◆ **Problem**
Leaving the pictures aside, transcribe every line below exactly.

◆ **Stored rows**

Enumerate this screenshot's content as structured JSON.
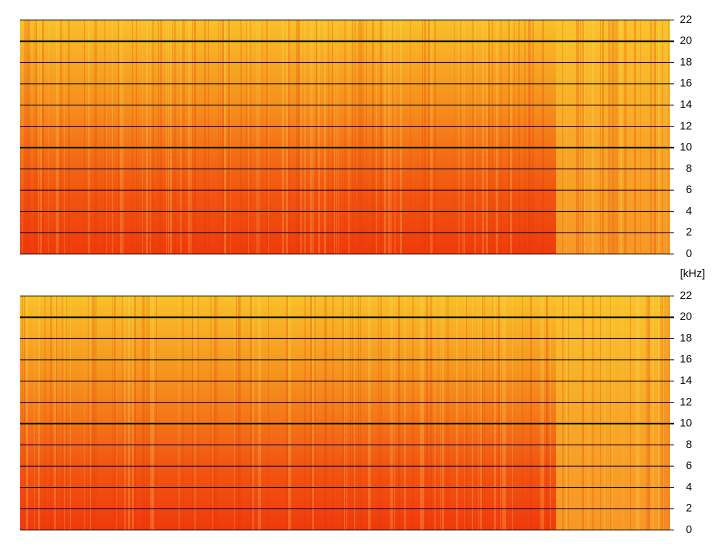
{
  "chart_data": [
    {
      "type": "spectrogram",
      "ylabel": "[kHz]",
      "ylim": [
        0,
        22
      ],
      "yticks": [
        0,
        2,
        4,
        6,
        8,
        10,
        12,
        14,
        16,
        18,
        20,
        22
      ],
      "grid": true
    },
    {
      "type": "spectrogram",
      "ylim": [
        0,
        22
      ],
      "yticks": [
        0,
        2,
        4,
        6,
        8,
        10,
        12,
        14,
        16,
        18,
        20,
        22
      ],
      "grid": true
    }
  ]
}
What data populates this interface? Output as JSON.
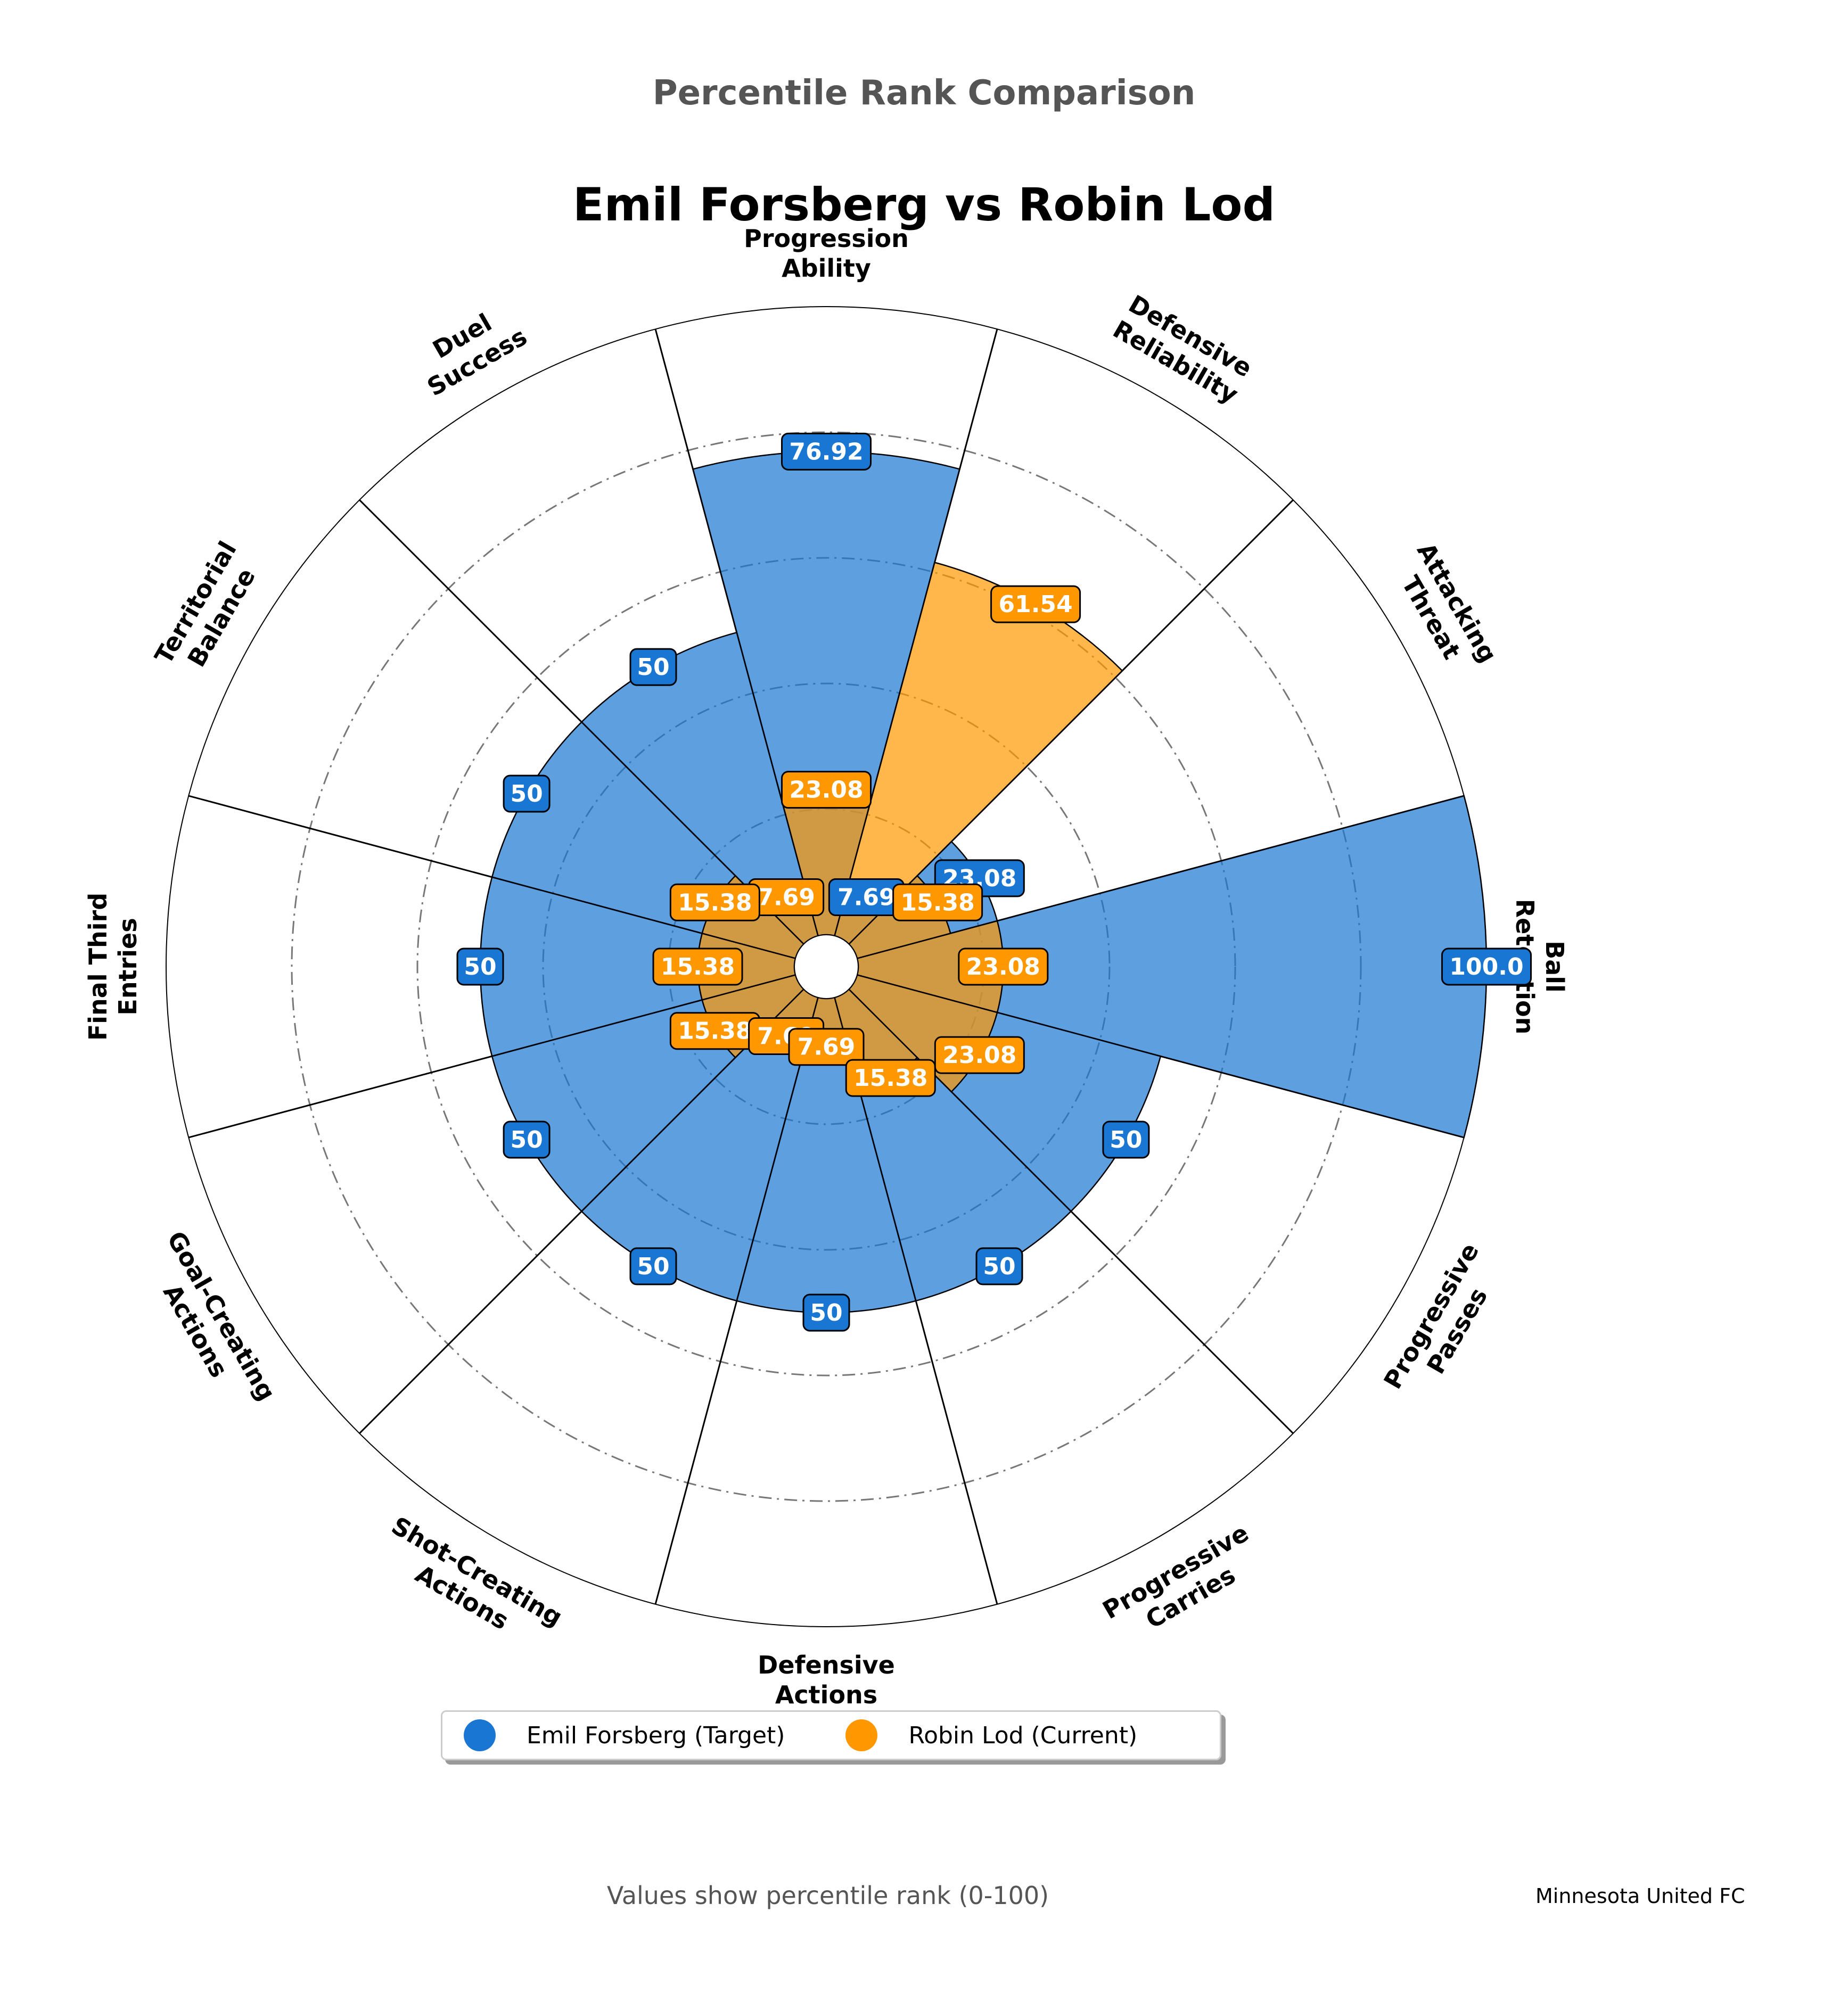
{
  "header": {
    "suptitle": "Percentile Rank Comparison",
    "title": "Emil Forsberg vs Robin Lod"
  },
  "legend": {
    "target_label": "Emil Forsberg (Target)",
    "current_label": "Robin Lod (Current)"
  },
  "footer": {
    "note": "Values show percentile rank (0-100)",
    "team": "Minnesota United FC"
  },
  "colors": {
    "target": "#1976d2",
    "current": "#ff9800"
  },
  "chart_data": {
    "type": "polar-bar",
    "rlim": [
      0,
      100
    ],
    "grid_rings": [
      20,
      40,
      60,
      80
    ],
    "grid": true,
    "legend_position": "bottom-center",
    "categories": [
      "Ball\nRetention",
      "Attacking\nThreat",
      "Defensive\nReliability",
      "Progression\nAbility",
      "Duel\nSuccess",
      "Territorial\nBalance",
      "Final Third\nEntries",
      "Goal-Creating\nActions",
      "Shot-Creating\nActions",
      "Defensive\nActions",
      "Progressive\nCarries",
      "Progressive\nPasses"
    ],
    "series": [
      {
        "name": "Emil Forsberg (Target)",
        "values": [
          100.0,
          23.08,
          7.69,
          76.92,
          50,
          50,
          50,
          50,
          50,
          50,
          50,
          50
        ],
        "labels": [
          "100.0",
          "23.08",
          "7.69",
          "76.92",
          "50",
          "50",
          "50",
          "50",
          "50",
          "50",
          "50",
          "50"
        ]
      },
      {
        "name": "Robin Lod (Current)",
        "values": [
          23.08,
          15.38,
          61.54,
          23.08,
          7.69,
          15.38,
          15.38,
          15.38,
          7.69,
          7.69,
          15.38,
          23.08
        ],
        "labels": [
          "23.08",
          "15.38",
          "61.54",
          "23.08",
          "7.69",
          "15.38",
          "15.38",
          "15.38",
          "7.69",
          "7.69",
          "15.38",
          "23.08"
        ]
      }
    ]
  }
}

◆ **Expected answer**
Enumerate this screenshot's content as structured JSON.
{
  "chart_data": [
    {
      "type": "spectrogram",
      "ylabel": "[kHz]",
      "ylim": [
        0,
        22
      ],
      "yticks": [
        0,
        2,
        4,
        6,
        8,
        10,
        12,
        14,
        16,
        18,
        20,
        22
      ],
      "grid": true
    },
    {
      "type": "spectrogram",
      "ylim": [
        0,
        22
      ],
      "yticks": [
        0,
        2,
        4,
        6,
        8,
        10,
        12,
        14,
        16,
        18,
        20,
        22
      ],
      "grid": true
    }
  ]
}
What data populates this interface? Output as JSON.
{
  "header": {
    "suptitle": "Percentile Rank Comparison",
    "title": "Emil Forsberg vs Robin Lod"
  },
  "legend": {
    "target_label": "Emil Forsberg (Target)",
    "current_label": "Robin Lod (Current)"
  },
  "footer": {
    "note": "Values show percentile rank (0-100)",
    "team": "Minnesota United FC"
  },
  "colors": {
    "target": "#1976d2",
    "current": "#ff9800"
  },
  "chart_data": {
    "type": "polar-bar",
    "rlim": [
      0,
      100
    ],
    "grid_rings": [
      20,
      40,
      60,
      80
    ],
    "grid": true,
    "legend_position": "bottom-center",
    "categories": [
      "Ball\nRetention",
      "Attacking\nThreat",
      "Defensive\nReliability",
      "Progression\nAbility",
      "Duel\nSuccess",
      "Territorial\nBalance",
      "Final Third\nEntries",
      "Goal-Creating\nActions",
      "Shot-Creating\nActions",
      "Defensive\nActions",
      "Progressive\nCarries",
      "Progressive\nPasses"
    ],
    "series": [
      {
        "name": "Emil Forsberg (Target)",
        "values": [
          100.0,
          23.08,
          7.69,
          76.92,
          50,
          50,
          50,
          50,
          50,
          50,
          50,
          50
        ],
        "labels": [
          "100.0",
          "23.08",
          "7.69",
          "76.92",
          "50",
          "50",
          "50",
          "50",
          "50",
          "50",
          "50",
          "50"
        ]
      },
      {
        "name": "Robin Lod (Current)",
        "values": [
          23.08,
          15.38,
          61.54,
          23.08,
          7.69,
          15.38,
          15.38,
          15.38,
          7.69,
          7.69,
          15.38,
          23.08
        ],
        "labels": [
          "23.08",
          "15.38",
          "61.54",
          "23.08",
          "7.69",
          "15.38",
          "15.38",
          "15.38",
          "7.69",
          "7.69",
          "15.38",
          "23.08"
        ]
      }
    ]
  }
}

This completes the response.